## Begin

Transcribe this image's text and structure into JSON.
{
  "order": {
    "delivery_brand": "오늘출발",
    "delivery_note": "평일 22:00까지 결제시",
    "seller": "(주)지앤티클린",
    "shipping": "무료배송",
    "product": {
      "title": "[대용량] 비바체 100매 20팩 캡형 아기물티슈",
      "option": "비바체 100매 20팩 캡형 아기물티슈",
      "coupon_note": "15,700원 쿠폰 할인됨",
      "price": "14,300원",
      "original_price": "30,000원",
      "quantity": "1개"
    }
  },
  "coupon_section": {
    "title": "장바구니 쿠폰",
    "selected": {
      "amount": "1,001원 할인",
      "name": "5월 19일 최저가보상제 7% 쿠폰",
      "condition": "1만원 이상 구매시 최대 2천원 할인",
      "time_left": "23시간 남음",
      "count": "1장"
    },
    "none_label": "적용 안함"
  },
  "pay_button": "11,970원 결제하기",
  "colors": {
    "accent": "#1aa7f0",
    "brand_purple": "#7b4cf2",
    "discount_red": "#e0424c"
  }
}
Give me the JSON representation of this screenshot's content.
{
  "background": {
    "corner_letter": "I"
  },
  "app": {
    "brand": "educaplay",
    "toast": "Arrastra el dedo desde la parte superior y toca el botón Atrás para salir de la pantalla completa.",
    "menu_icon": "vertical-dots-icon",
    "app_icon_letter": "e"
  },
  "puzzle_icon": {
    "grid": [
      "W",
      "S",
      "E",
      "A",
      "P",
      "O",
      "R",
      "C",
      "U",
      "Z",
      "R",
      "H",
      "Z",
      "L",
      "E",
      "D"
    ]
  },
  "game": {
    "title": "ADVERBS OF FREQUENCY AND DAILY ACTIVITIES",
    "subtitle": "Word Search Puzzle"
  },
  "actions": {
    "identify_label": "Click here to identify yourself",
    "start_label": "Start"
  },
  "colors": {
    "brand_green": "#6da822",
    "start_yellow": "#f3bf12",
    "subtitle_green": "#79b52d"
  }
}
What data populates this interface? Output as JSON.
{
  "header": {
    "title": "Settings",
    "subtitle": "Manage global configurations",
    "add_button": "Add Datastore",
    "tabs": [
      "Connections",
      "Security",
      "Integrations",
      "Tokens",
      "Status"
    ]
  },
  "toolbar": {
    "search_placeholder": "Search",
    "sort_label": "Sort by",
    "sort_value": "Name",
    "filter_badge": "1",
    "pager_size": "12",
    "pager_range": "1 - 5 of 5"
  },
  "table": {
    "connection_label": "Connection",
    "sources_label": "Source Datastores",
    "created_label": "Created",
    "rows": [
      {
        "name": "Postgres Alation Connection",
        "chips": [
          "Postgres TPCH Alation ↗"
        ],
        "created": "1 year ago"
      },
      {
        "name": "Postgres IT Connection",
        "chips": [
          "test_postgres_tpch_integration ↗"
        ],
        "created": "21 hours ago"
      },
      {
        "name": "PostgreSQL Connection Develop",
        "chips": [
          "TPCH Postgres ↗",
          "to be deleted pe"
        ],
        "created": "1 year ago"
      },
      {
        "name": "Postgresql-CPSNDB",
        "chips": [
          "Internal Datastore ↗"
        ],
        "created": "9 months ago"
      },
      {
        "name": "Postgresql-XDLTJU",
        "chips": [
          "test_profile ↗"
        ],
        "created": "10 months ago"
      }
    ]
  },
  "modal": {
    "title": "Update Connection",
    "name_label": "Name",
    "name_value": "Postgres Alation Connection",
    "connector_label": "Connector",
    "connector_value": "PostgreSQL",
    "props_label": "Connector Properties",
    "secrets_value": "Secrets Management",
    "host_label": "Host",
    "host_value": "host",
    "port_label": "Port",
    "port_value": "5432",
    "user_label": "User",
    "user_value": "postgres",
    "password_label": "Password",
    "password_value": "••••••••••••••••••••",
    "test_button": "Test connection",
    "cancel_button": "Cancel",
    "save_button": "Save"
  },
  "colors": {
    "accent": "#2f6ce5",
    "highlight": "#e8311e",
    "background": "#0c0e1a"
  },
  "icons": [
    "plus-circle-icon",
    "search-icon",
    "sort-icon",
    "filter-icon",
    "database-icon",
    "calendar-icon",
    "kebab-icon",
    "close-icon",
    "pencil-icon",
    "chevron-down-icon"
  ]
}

## End

* Exercise *
Give a word-for-word copy of the records.

* Output below *
Transcribe this image's text and structure into JSON.
{
  "order": {
    "delivery_brand": "오늘출발",
    "delivery_note": "평일 22:00까지 결제시",
    "seller": "(주)지앤티클린",
    "shipping": "무료배송",
    "product": {
      "title": "[대용량] 비바체 100매 20팩 캡형 아기물티슈",
      "option": "비바체 100매 20팩 캡형 아기물티슈",
      "coupon_note": "15,700원 쿠폰 할인됨",
      "price": "14,300원",
      "original_price": "30,000원",
      "quantity": "1개"
    }
  },
  "coupon_section": {
    "title": "장바구니 쿠폰",
    "selected": {
      "amount": "1,001원 할인",
      "name": "5월 19일 최저가보상제 7% 쿠폰",
      "condition": "1만원 이상 구매시 최대 2천원 할인",
      "time_left": "23시간 남음",
      "count": "1장"
    },
    "none_label": "적용 안함"
  },
  "pay_button": "11,970원 결제하기",
  "colors": {
    "accent": "#1aa7f0",
    "brand_purple": "#7b4cf2",
    "discount_red": "#e0424c"
  }
}
Give me the JSON representation of this screenshot's content.
{
  "background": {
    "corner_letter": "I"
  },
  "app": {
    "brand": "educaplay",
    "toast": "Arrastra el dedo desde la parte superior y toca el botón Atrás para salir de la pantalla completa.",
    "menu_icon": "vertical-dots-icon",
    "app_icon_letter": "e"
  },
  "puzzle_icon": {
    "grid": [
      "W",
      "S",
      "E",
      "A",
      "P",
      "O",
      "R",
      "C",
      "U",
      "Z",
      "R",
      "H",
      "Z",
      "L",
      "E",
      "D"
    ]
  },
  "game": {
    "title": "ADVERBS OF FREQUENCY AND DAILY ACTIVITIES",
    "subtitle": "Word Search Puzzle"
  },
  "actions": {
    "identify_label": "Click here to identify yourself",
    "start_label": "Start"
  },
  "colors": {
    "brand_green": "#6da822",
    "start_yellow": "#f3bf12",
    "subtitle_green": "#79b52d"
  }
}
What data populates this interface? Output as JSON.
{
  "header": {
    "title": "Settings",
    "subtitle": "Manage global configurations",
    "add_button": "Add Datastore",
    "tabs": [
      "Connections",
      "Security",
      "Integrations",
      "Tokens",
      "Status"
    ]
  },
  "toolbar": {
    "search_placeholder": "Search",
    "sort_label": "Sort by",
    "sort_value": "Name",
    "filter_badge": "1",
    "pager_size": "12",
    "pager_range": "1 - 5 of 5"
  },
  "table": {
    "connection_label": "Connection",
    "sources_label": "Source Datastores",
    "created_label": "Created",
    "rows": [
      {
        "name": "Postgres Alation Connection",
        "chips": [
          "Postgres TPCH Alation ↗"
        ],
        "created": "1 year ago"
      },
      {
        "name": "Postgres IT Connection",
        "chips": [
          "test_postgres_tpch_integration ↗"
        ],
        "created": "21 hours ago"
      },
      {
        "name": "PostgreSQL Connection Develop",
        "chips": [
          "TPCH Postgres ↗",
          "to be deleted pe"
        ],
        "created": "1 year ago"
      },
      {
        "name": "Postgresql-CPSNDB",
        "chips": [
          "Internal Datastore ↗"
        ],
        "created": "9 months ago"
      },
      {
        "name": "Postgresql-XDLTJU",
        "chips": [
          "test_profile ↗"
        ],
        "created": "10 months ago"
      }
    ]
  },
  "modal": {
    "title": "Update Connection",
    "name_label": "Name",
    "name_value": "Postgres Alation Connection",
    "connector_label": "Connector",
    "connector_value": "PostgreSQL",
    "props_label": "Connector Properties",
    "secrets_value": "Secrets Management",
    "host_label": "Host",
    "host_value": "host",
    "port_label": "Port",
    "port_value": "5432",
    "user_label": "User",
    "user_value": "postgres",
    "password_label": "Password",
    "password_value": "••••••••••••••••••••",
    "test_button": "Test connection",
    "cancel_button": "Cancel",
    "save_button": "Save"
  },
  "colors": {
    "accent": "#2f6ce5",
    "highlight": "#e8311e",
    "background": "#0c0e1a"
  },
  "icons": [
    "plus-circle-icon",
    "search-icon",
    "sort-icon",
    "filter-icon",
    "database-icon",
    "calendar-icon",
    "kebab-icon",
    "close-icon",
    "pencil-icon",
    "chevron-down-icon"
  ]
}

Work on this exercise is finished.